A quem ainda é necessário mostrar quais são as extraordinárias capacidades de popularização do cinema?


O baixo custo e a simplicidade técnica de reprodução dos espetáculos cinematográficos, a perfeição técnica de uma lente para a qual nada é proibido, onde o olho humano pode ver tudo, mesmo equipado de dispositivos telescópicos e microscópicos (em breve será permitido acessar tudo o que a mente imagina), combinados à liberdade excepcional de montar ao seu gosto os elementos do material fotografado – tudo isso torna o cinema uma incontestável arte de massa, a arte mais popular que se pode encontrar.


Não só cada habitante da cidade tem a total oportunidade de desfrutar de um espetáculo de cinema na noite que lhe convém, assim como o cinema também pode adentrar amplamente pelo campo. Nos Estados Unidos, a rede de cinemas estende-se a todas as comunidades, a qualquer fazenda isolada. Há toda uma rede de instalações sonoras próximas e baratas. Em nossas aldeias, muitas espalhada pelo país, no nosso meio rural ainda pobre e infinitamente grande, não perdemos de todo a esperança de desenvolver uma rede gigantesca de cinemas, graças principalmente a um equipamento de projeção itinerante.


Tudo isso faz do cinema um grande educador concreto, um grande “testemunho” para milhões de pessoas.


Evidentemente, o rádio pode, em certa medida, disputar com o cinema. Se ele também provier do campo artístico, podemos disponibilizar através dele os elementos de criação artística; isso acontecerá apenas se ele usar métodos ou formas de criação estética atuando como importante instrumento de difusão na transmissão sonora de informações científicas e artísticas.


O cinema, por sua parte, é uma arte autêntica, independente: ele mesmo cria o seu próprio material, em parte com métodos específicos, sem dever muito às artes figurativas e ao teatro, com os quais mantém relações de parentesco.


Mesmo que o cinema tenha relação com um ou outro tema científico e tecnológico, não deixa de ser uma arte, pois ele não só mobiliza uma propriedade artística, ao colocar em cena um plano demonstrativo (uma história “montada em espetáculo”, poderíamos dizer), mas também a pintura em si, em seu movimento claro-escuro. Os filmes científicos e técnicos não só devem ser montados de maneira cativante e clara até à transparência, mas cada plano pode e deve ser de alguma forma um quadro original em “claro-escuro” [1]. E quanto mais original ele for, mais notável será, mais deixará traços importantes na totalidade das produções cinematográficas.


Em grande medida, isso também diz respeito ao noticiário. A escolha do material jornalístico, a montagem dos vários episódios que compõem as crônicas, com base em similaridades ou contrastes, criam algo semelhante às últimas notícias de folhetim, a cujo conteúdo o próprio folhetinista não é totalmente indiferente pois “traz” seus próprios pontos de vista. E finalmente, a apresentação de cada cena. Tudo isso diz respeito a uma arte que requer conhecimentos e um saber técnico específico.

▸ **Enunciado 1**
Responda com base no texto sobre cinema:
(a) Em que país a rede de cinemas chega a todas as comunidades e a qualquer fazenda isolada?
(b) Que meio pode, em certa medida, disputar com o cinema?
(c) Com quais artes o cinema mantém relações de parentesco?
▸ **Enunciado 2**
Redigite o trecho do texto sobre cinema que vai de "Tudo isso faz" até "relações de parentesco.".
▸ **Enunciado 3**
Transforme em lista o parágrafo do texto sobre cinema que começa com "Não só cada habitante da cidade", mantendo os fatos principais.
Os registros não têm nenhuma ligação com o texto sobre cinema.

▸ **Conjunto de registros**
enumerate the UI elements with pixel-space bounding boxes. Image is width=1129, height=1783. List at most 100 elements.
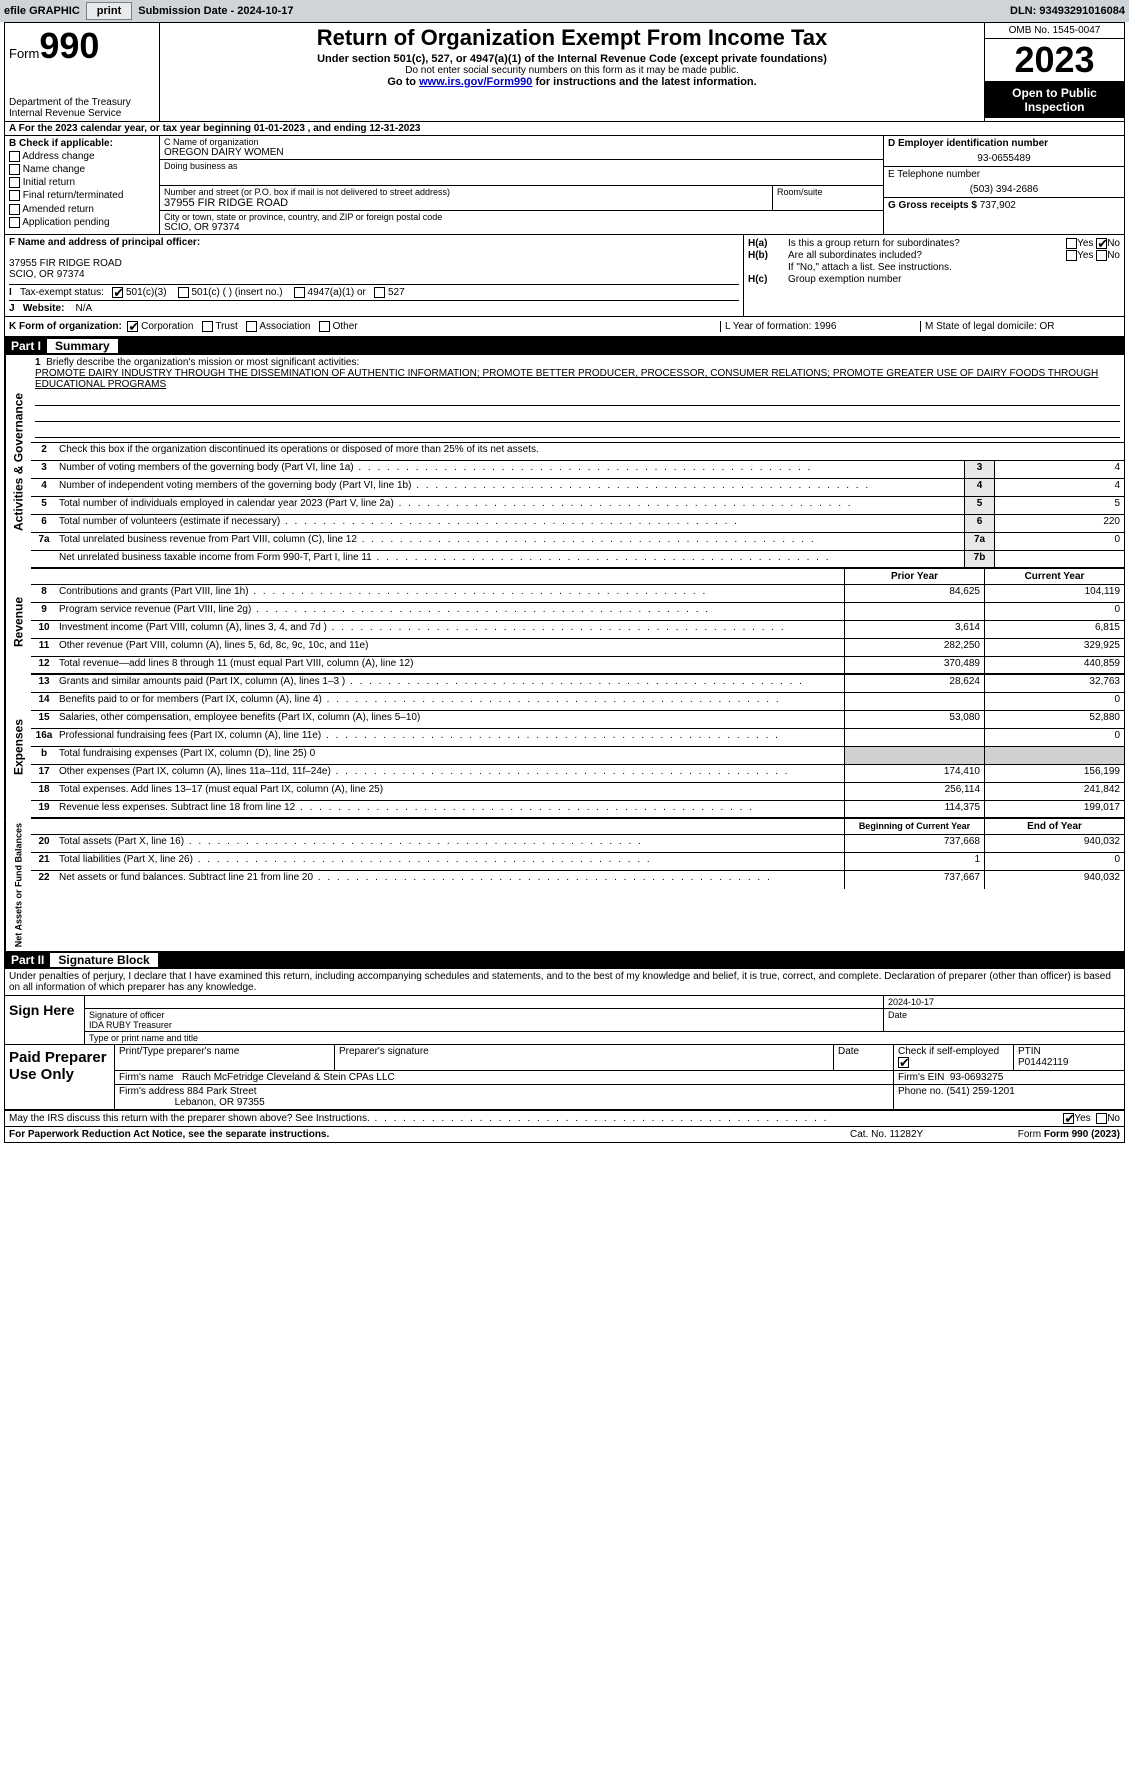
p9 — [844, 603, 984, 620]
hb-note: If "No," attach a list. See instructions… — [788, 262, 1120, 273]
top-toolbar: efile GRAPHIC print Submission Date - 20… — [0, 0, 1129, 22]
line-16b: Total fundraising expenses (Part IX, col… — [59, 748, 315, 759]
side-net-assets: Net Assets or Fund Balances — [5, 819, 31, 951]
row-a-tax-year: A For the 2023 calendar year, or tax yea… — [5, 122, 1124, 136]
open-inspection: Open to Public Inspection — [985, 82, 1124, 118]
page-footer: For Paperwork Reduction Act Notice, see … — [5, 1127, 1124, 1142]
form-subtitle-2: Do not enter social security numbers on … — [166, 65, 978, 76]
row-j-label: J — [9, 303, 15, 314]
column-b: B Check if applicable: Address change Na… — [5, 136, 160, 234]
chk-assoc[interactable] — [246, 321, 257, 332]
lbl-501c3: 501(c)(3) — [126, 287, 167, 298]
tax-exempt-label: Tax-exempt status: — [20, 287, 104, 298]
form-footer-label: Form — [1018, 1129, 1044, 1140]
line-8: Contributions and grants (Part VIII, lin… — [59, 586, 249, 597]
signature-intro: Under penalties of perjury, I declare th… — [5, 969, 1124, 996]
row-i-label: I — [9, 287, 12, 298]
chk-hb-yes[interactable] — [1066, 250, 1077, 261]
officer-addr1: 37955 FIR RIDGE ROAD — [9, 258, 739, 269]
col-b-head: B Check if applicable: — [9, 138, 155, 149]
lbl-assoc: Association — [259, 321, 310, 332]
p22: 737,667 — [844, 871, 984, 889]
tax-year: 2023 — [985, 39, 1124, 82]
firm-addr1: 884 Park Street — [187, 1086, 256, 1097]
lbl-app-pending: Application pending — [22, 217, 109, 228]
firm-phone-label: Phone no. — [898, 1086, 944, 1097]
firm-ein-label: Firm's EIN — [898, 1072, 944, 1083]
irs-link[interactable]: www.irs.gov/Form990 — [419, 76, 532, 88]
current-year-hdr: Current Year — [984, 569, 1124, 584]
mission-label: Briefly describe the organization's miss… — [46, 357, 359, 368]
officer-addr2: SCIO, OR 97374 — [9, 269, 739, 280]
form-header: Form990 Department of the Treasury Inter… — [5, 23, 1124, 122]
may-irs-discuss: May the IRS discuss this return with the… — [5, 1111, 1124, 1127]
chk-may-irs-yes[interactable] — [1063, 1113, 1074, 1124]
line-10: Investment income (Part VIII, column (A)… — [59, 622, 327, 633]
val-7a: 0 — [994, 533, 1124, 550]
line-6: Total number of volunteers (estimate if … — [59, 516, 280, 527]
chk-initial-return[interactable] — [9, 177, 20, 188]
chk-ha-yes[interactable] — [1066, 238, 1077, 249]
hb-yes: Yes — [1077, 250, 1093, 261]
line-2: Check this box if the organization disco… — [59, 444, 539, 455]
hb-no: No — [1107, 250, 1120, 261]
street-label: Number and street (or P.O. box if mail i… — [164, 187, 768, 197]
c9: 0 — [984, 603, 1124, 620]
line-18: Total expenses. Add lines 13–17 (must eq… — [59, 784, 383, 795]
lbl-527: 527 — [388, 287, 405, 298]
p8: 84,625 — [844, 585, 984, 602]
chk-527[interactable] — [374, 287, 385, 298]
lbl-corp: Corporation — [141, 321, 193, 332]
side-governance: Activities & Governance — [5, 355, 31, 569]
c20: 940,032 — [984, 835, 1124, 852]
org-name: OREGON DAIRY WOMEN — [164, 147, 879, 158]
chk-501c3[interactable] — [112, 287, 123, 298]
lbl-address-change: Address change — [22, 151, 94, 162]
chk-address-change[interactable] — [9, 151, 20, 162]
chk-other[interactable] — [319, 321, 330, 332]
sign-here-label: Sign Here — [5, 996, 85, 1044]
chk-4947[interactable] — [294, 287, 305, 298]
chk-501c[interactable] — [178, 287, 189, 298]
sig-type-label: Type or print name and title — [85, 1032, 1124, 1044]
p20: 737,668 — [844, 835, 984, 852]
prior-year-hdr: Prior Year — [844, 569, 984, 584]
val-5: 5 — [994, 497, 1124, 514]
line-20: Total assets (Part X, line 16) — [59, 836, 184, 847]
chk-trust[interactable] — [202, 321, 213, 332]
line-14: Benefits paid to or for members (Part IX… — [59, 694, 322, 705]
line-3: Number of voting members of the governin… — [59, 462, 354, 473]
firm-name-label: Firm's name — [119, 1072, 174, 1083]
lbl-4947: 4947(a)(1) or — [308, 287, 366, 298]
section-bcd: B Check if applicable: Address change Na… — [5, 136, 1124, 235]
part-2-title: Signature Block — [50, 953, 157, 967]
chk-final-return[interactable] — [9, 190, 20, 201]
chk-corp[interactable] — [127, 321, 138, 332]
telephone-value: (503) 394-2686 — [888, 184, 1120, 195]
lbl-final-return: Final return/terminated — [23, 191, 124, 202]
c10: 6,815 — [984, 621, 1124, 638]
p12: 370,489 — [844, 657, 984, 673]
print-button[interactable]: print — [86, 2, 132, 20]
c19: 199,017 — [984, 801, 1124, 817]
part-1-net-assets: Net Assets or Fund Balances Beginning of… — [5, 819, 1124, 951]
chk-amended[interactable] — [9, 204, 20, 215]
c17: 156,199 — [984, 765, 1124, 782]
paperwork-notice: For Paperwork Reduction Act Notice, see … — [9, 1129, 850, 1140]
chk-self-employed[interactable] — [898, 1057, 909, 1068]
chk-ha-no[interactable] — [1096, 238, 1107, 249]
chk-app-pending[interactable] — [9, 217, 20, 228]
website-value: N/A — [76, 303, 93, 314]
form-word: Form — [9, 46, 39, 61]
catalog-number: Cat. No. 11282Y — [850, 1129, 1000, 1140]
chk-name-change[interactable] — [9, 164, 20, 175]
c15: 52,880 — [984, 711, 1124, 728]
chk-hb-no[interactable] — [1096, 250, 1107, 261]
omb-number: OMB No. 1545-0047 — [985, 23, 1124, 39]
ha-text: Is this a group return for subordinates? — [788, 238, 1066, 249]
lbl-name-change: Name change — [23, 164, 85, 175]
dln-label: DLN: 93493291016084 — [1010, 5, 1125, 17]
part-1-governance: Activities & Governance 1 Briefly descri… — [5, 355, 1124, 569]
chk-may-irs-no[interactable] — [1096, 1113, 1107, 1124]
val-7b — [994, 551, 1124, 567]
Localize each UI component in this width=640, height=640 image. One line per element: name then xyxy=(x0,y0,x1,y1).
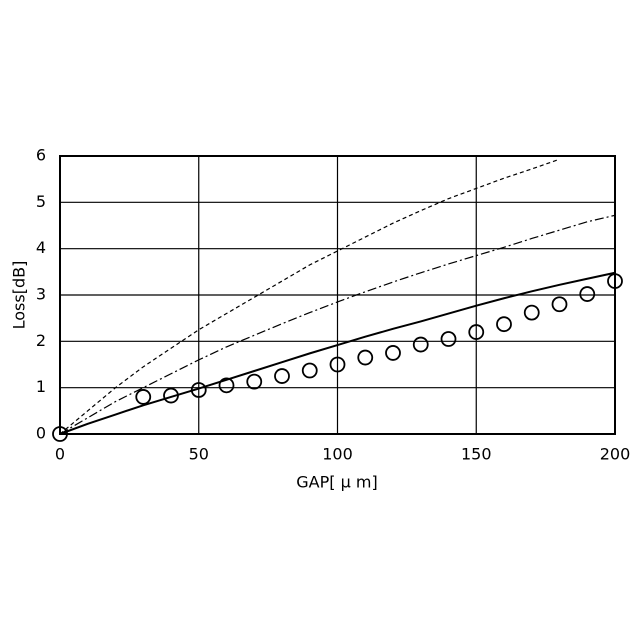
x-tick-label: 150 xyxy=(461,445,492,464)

▸ **Resposta certa 1**
(a) Nos Estados Unidos.
(b) O rádio.
(c) Com as artes figurativas e o teatro.

▸ **Resposta certa 2**
Tudo isso faz do cinema um grande educador concreto, um grande “testemunho” para milhões de pessoas.


Evidentemente, o rádio pode, em certa medida, disputar com o cinema. Se ele também provier do campo artístico, podemos disponibilizar através dele os elementos de criação artística; isso acontecerá apenas se ele usar métodos ou formas de criação estética atuando como importante instrumento de difusão na transmissão sonora de informações científicas e artísticas.


O cinema, por sua parte, é uma arte autêntica, independente: ele mesmo cria o seu próprio material, em parte com métodos específicos, sem dever muito às artes figurativas e ao teatro, com os quais mantém relações de parentesco.

▸ **Resposta certa 3**
- Na cidade, todo morador pode assistir a um filme na noite que preferir.
- O cinema também pode chegar longe no campo.
- Nos Estados Unidos, a rede de cinemas alcança todas as comunidades e até fazendas isoladas, com muitas instalações sonoras próximas e baratas.
- Nas nossas aldeias e no nosso meio rural, ainda pobre e enorme, continua a esperança de criar uma rede gigantesca de cinemas, sobretudo com equipamento de projeção itinerante.